What you are asked to do: Look for the string "position" and copy every line that has it.

Given records:
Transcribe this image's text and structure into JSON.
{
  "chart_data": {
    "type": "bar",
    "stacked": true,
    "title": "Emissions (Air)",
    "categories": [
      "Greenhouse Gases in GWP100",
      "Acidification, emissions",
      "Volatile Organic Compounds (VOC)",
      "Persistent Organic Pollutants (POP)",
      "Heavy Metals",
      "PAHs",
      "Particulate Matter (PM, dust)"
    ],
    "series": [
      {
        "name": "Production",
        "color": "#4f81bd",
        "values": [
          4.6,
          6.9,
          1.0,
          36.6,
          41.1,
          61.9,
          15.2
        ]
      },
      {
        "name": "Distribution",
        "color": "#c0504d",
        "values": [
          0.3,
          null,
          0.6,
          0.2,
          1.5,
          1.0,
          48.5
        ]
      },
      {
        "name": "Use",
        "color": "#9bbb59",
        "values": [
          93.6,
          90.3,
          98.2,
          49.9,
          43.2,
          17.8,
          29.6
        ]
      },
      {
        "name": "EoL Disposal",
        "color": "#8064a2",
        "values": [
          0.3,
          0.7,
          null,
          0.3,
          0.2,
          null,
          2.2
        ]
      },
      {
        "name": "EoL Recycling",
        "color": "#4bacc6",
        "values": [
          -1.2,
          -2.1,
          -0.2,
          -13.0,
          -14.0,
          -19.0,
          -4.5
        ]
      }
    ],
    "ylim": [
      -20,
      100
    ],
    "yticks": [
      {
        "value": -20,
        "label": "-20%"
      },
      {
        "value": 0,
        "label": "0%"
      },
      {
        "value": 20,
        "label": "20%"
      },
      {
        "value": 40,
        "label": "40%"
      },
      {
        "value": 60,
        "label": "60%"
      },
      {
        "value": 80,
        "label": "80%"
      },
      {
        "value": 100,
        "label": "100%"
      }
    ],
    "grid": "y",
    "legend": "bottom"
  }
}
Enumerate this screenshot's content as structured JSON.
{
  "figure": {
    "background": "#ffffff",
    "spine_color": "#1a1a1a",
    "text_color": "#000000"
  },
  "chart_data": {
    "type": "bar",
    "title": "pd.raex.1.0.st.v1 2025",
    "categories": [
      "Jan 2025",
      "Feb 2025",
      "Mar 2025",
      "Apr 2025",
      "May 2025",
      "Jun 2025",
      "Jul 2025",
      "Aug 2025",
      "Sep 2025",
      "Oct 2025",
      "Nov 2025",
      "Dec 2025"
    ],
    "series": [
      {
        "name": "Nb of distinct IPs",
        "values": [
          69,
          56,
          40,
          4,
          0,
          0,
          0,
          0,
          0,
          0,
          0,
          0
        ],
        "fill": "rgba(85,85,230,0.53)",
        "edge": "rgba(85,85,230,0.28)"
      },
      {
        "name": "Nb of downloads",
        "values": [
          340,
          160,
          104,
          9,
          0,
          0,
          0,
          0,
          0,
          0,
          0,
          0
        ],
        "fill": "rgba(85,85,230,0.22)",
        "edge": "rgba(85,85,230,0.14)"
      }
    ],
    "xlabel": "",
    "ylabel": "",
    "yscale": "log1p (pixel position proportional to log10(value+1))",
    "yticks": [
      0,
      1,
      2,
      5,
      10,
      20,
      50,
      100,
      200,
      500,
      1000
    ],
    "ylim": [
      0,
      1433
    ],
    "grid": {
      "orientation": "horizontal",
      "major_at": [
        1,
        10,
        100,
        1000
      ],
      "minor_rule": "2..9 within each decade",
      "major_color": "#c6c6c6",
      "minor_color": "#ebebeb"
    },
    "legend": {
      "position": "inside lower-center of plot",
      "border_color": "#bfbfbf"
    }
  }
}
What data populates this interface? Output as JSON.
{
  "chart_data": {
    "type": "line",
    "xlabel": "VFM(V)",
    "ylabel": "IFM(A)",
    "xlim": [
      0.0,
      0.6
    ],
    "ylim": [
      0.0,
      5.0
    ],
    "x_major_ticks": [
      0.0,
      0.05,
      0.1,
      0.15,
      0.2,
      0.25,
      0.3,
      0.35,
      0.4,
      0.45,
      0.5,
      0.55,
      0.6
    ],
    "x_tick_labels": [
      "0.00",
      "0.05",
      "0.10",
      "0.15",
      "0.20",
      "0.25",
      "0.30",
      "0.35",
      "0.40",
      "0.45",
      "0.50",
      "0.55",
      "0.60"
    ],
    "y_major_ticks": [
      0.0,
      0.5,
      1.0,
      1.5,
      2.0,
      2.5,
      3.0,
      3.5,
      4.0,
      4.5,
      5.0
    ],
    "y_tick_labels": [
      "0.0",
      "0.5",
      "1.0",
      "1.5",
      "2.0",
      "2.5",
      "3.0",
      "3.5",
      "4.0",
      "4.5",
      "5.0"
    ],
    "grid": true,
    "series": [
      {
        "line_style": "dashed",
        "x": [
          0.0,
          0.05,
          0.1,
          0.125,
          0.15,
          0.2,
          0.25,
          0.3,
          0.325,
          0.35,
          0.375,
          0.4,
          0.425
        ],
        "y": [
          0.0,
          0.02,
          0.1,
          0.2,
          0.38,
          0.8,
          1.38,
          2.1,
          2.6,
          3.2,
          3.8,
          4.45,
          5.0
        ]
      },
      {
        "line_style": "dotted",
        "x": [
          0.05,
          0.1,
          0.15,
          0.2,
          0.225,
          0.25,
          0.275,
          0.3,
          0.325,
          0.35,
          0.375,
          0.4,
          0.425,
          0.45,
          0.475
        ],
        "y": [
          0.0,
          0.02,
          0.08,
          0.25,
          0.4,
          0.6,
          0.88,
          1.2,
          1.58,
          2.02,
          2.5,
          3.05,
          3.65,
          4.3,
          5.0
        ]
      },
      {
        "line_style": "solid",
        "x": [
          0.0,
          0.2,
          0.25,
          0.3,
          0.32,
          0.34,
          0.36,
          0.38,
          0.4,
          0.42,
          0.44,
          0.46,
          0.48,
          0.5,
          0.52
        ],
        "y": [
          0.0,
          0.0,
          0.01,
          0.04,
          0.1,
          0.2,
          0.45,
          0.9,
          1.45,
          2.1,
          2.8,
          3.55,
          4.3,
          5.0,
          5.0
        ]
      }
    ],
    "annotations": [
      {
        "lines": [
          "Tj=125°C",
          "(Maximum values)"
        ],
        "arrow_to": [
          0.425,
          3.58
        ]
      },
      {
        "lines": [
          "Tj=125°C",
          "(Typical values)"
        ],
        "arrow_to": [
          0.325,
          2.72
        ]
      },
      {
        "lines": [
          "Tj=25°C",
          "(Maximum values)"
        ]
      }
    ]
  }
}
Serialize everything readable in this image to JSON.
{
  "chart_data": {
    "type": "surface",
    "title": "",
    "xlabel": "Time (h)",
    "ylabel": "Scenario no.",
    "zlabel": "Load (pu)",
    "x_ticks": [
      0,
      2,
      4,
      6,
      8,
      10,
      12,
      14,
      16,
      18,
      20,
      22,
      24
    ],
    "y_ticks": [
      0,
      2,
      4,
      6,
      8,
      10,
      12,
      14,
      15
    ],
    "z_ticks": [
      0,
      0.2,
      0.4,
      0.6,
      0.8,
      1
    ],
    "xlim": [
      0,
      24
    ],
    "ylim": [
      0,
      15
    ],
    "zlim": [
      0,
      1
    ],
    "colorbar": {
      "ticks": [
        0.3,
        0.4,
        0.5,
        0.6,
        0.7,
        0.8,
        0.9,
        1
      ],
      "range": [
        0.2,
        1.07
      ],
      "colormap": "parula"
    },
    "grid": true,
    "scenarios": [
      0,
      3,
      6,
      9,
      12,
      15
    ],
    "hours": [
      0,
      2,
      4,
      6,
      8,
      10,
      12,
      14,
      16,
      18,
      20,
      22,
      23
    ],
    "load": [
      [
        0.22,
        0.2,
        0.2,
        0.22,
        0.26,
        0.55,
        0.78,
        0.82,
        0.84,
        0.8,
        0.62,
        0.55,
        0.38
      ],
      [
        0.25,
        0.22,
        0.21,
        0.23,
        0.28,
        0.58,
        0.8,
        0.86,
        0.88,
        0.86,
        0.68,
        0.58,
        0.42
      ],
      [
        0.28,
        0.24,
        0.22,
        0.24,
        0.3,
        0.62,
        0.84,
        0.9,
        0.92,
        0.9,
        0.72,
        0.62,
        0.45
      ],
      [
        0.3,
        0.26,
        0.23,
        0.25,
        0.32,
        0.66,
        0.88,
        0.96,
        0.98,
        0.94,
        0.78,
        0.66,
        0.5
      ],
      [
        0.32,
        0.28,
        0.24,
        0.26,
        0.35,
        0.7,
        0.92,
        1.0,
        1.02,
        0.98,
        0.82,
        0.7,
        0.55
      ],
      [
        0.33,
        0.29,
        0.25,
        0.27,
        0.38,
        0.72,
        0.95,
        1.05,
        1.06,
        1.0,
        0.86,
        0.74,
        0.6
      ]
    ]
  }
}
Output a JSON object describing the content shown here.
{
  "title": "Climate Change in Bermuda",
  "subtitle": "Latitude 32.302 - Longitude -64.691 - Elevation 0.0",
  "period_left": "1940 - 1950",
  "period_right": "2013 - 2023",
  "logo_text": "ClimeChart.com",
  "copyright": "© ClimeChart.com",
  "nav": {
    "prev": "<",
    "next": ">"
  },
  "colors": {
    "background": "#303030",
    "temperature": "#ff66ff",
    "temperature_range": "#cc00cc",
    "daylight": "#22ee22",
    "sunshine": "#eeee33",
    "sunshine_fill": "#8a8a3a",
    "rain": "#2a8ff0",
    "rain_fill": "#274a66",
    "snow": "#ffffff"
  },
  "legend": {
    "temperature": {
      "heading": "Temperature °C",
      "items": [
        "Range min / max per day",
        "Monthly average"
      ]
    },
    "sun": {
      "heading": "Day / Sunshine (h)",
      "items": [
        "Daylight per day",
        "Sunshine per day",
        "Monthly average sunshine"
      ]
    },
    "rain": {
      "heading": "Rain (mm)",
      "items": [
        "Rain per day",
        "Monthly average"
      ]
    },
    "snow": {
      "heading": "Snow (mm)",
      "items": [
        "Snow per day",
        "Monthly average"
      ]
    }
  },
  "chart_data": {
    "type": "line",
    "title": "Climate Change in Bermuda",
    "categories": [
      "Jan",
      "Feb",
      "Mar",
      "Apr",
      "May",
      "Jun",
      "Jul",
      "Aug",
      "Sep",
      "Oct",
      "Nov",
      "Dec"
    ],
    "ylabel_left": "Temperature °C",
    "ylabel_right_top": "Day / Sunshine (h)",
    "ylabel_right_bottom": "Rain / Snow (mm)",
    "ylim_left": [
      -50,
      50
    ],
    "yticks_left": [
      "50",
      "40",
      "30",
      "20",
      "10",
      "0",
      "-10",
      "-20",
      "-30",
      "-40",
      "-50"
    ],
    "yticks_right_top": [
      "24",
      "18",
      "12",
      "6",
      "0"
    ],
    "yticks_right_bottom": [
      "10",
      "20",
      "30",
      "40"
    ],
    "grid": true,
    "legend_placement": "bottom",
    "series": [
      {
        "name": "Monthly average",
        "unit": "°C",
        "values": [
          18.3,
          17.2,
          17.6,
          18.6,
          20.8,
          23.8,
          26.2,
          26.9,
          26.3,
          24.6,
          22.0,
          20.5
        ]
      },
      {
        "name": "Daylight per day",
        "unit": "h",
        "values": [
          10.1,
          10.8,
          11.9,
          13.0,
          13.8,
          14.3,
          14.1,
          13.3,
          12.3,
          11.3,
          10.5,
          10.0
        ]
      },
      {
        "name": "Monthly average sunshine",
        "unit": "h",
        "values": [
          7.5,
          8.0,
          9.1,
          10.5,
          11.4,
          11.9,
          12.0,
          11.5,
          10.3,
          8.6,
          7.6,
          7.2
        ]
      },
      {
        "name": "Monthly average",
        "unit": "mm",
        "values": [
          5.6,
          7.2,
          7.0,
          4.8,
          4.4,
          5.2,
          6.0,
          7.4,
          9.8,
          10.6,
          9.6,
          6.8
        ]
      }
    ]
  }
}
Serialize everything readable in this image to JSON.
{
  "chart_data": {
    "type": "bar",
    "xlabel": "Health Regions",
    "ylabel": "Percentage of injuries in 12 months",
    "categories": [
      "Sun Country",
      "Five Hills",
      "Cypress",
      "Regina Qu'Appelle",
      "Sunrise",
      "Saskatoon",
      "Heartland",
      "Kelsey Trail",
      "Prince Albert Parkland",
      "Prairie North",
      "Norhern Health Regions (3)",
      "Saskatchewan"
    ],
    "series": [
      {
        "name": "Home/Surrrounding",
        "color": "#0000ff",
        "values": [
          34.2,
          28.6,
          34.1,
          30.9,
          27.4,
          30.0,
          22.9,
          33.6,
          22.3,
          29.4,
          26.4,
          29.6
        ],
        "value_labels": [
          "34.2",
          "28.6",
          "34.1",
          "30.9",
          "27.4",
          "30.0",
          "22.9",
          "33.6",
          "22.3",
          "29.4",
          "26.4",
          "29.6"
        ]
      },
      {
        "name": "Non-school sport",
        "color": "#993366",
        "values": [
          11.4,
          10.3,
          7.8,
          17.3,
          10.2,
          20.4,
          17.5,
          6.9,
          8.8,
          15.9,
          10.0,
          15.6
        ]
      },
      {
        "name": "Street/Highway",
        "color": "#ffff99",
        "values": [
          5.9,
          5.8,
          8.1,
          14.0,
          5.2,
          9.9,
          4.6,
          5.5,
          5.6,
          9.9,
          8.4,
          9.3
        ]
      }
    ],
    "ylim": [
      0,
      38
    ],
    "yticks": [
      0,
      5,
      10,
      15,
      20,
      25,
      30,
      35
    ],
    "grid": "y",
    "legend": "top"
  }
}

Solution to this exercise:
    "yscale": "log1p (pixel position proportional to log10(value+1))",
      "position": "inside lower-center of plot",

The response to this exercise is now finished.